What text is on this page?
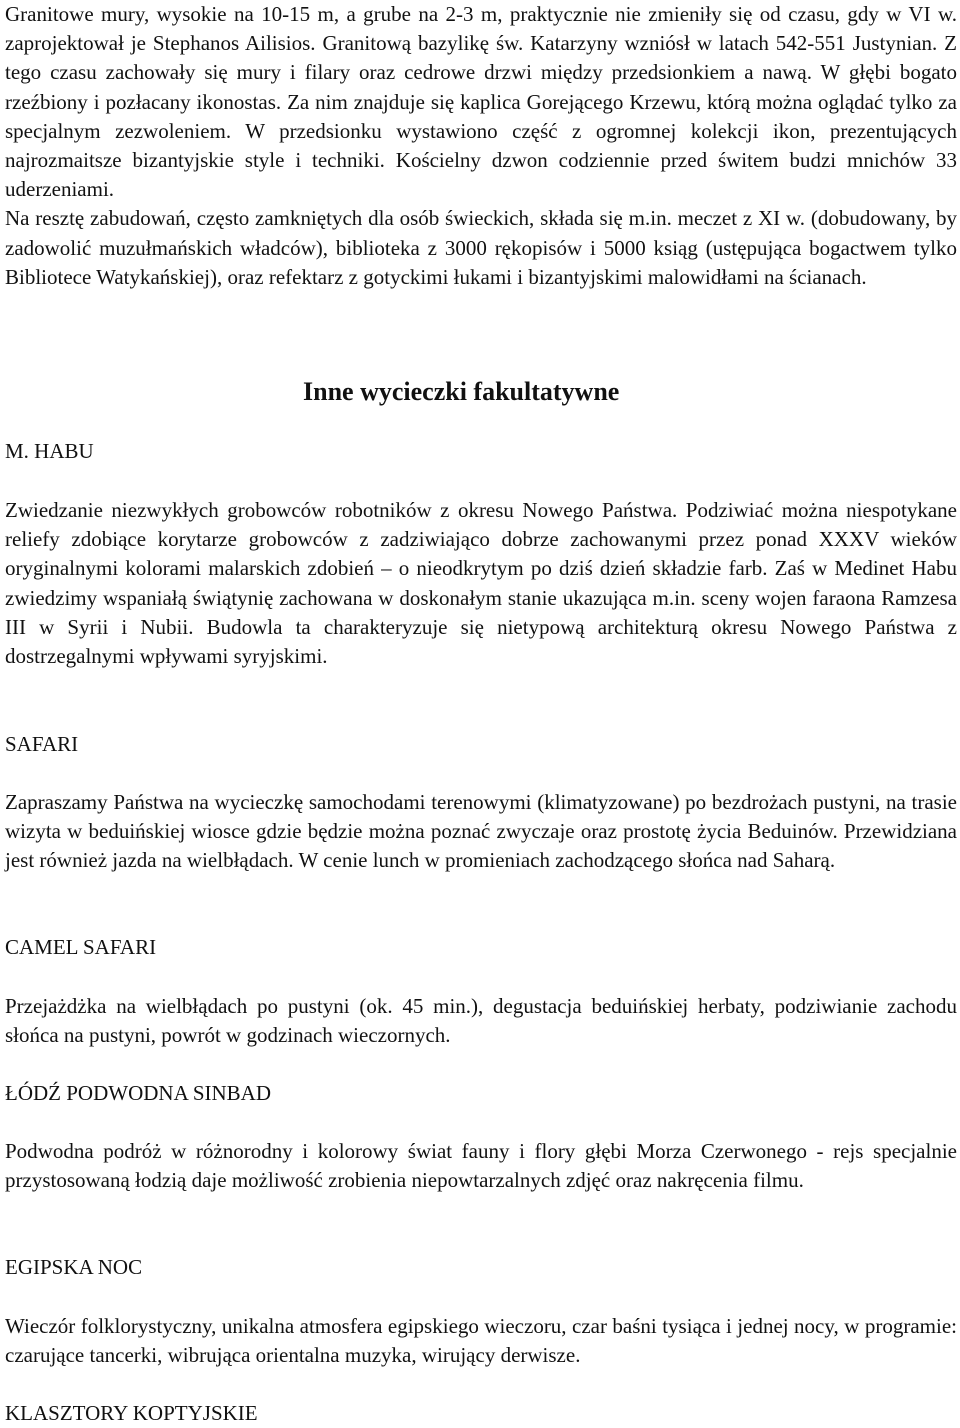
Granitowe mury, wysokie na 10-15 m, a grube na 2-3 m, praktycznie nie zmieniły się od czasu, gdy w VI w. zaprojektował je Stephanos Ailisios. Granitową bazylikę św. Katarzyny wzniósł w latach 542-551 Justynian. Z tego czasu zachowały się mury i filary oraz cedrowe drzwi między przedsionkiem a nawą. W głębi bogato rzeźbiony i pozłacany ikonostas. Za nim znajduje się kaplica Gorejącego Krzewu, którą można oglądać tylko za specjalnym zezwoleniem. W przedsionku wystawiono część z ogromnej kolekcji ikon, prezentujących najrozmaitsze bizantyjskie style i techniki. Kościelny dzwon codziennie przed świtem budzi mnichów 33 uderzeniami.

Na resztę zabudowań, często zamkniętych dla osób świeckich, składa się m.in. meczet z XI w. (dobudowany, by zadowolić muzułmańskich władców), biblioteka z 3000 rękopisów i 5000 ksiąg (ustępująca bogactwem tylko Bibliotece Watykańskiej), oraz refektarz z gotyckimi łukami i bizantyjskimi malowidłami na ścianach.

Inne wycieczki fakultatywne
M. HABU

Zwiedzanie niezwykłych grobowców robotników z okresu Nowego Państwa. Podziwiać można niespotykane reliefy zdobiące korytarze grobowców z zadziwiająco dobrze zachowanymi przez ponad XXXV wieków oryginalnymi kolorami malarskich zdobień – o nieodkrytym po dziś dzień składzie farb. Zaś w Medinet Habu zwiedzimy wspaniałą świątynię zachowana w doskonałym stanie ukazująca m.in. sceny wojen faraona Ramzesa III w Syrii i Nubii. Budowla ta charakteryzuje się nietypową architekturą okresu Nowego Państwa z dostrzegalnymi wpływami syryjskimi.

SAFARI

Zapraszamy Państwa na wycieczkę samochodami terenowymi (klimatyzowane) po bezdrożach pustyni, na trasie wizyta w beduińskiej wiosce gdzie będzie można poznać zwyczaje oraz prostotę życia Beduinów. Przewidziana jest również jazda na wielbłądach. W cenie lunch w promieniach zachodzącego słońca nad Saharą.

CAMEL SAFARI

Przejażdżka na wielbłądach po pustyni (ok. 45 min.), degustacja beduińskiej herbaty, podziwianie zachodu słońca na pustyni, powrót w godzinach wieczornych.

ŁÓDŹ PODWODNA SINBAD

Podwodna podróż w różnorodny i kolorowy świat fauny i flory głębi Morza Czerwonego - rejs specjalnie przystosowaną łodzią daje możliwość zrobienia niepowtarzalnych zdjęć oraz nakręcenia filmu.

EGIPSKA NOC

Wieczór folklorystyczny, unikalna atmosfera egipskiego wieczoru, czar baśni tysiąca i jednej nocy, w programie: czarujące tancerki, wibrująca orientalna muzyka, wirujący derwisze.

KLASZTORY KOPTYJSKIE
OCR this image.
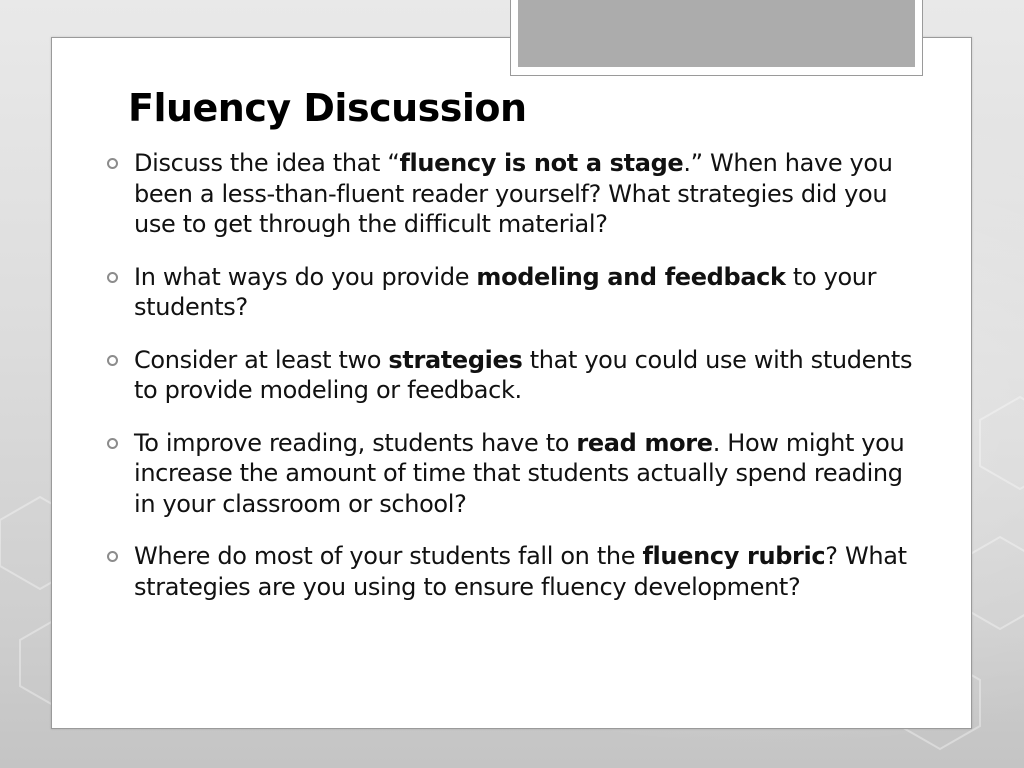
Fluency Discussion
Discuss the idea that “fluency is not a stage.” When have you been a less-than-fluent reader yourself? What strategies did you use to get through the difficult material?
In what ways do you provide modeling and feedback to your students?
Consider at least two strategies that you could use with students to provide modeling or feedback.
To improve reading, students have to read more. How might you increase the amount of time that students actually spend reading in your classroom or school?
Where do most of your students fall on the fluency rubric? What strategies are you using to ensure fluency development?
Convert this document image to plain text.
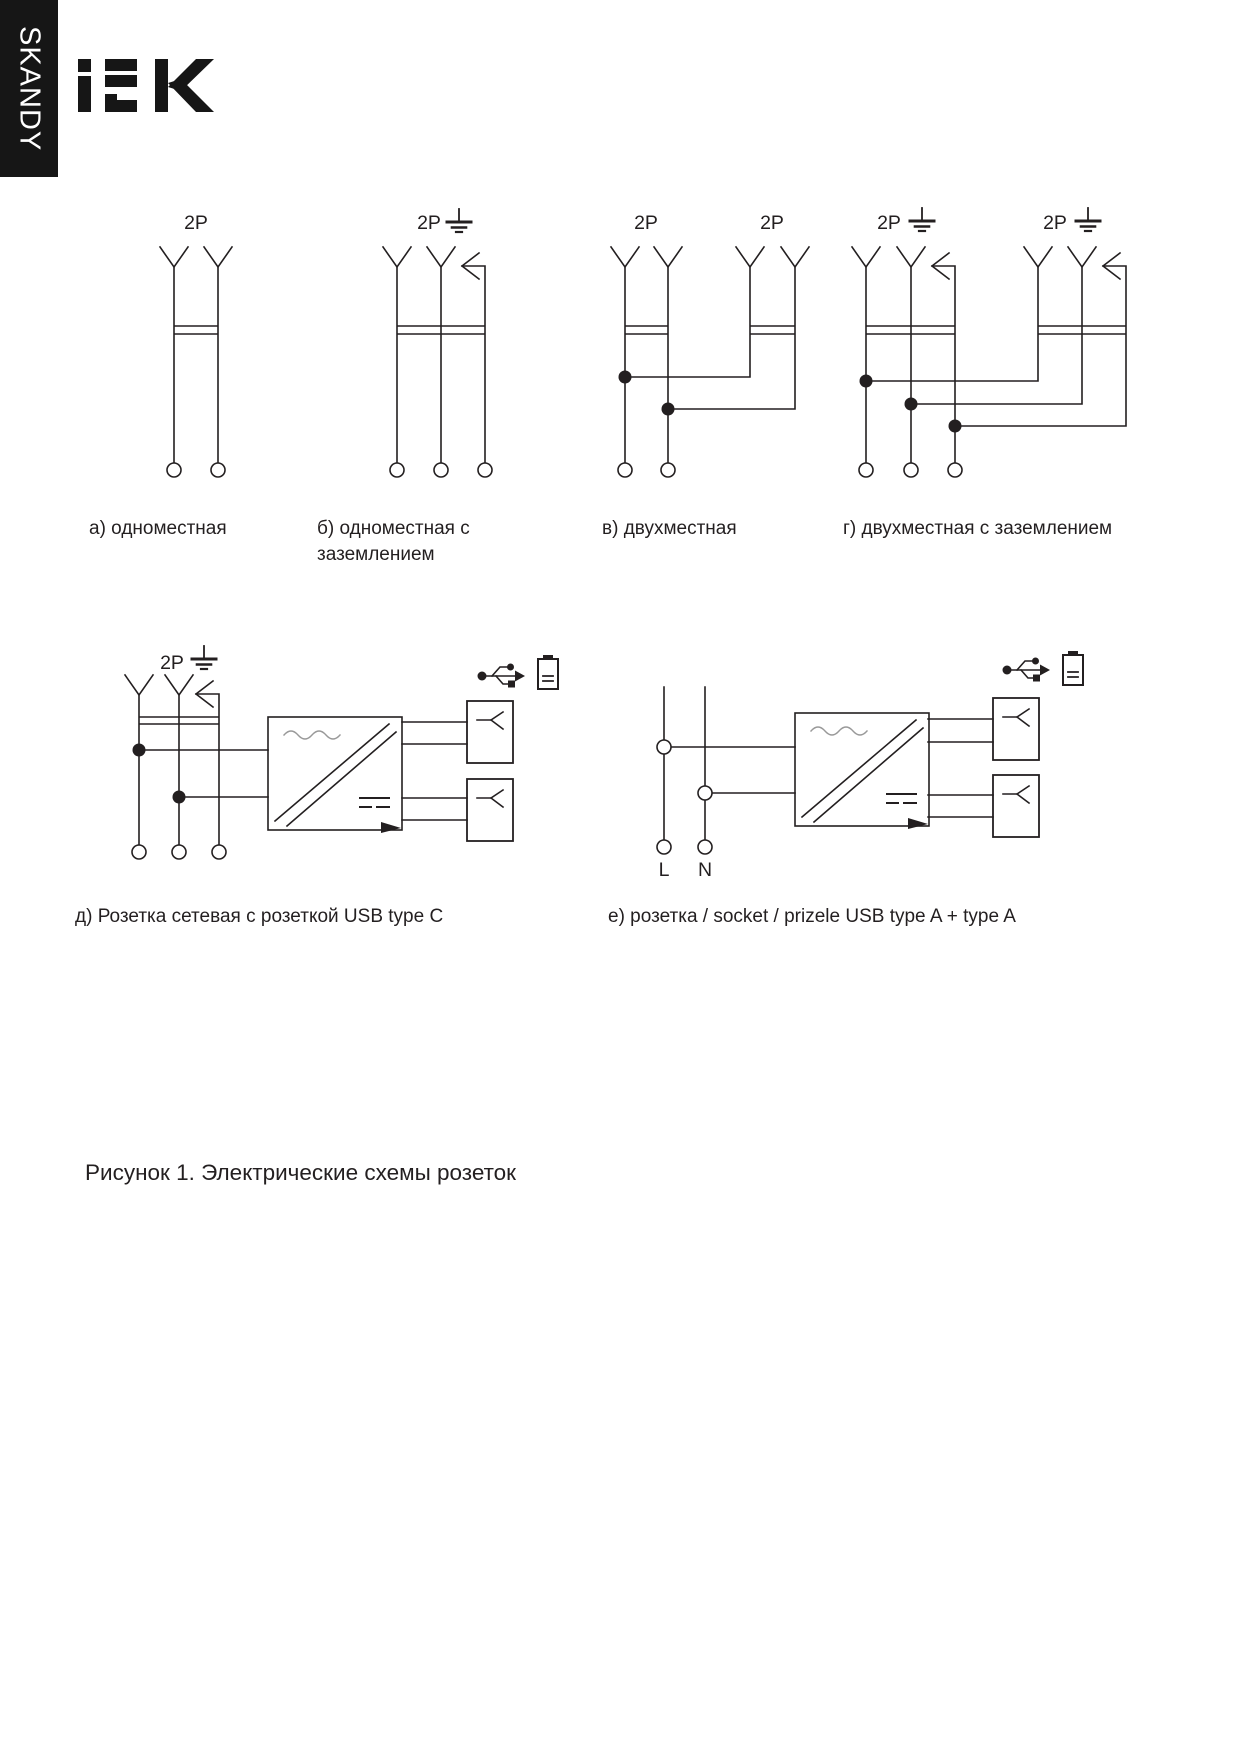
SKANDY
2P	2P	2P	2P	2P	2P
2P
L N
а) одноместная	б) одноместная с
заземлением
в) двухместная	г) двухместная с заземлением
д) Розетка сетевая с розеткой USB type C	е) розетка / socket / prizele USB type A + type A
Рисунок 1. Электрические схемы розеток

============================================================

◆ PROBLEM TO SOLVE: Write out every line of the entries that holds the word "strategies".

◆ OUTPUT OF THE TASK:
Discuss the idea that “fluency is not a stage.” When have you been a less-than-fluent reader yourself? What strategies did you use to get through the difficult material?
Consider at least two strategies that you could use with students to provide modeling or feedback.
Where do most of your students fall on the fluency rubric? What strategies are you using to ensure fluency development?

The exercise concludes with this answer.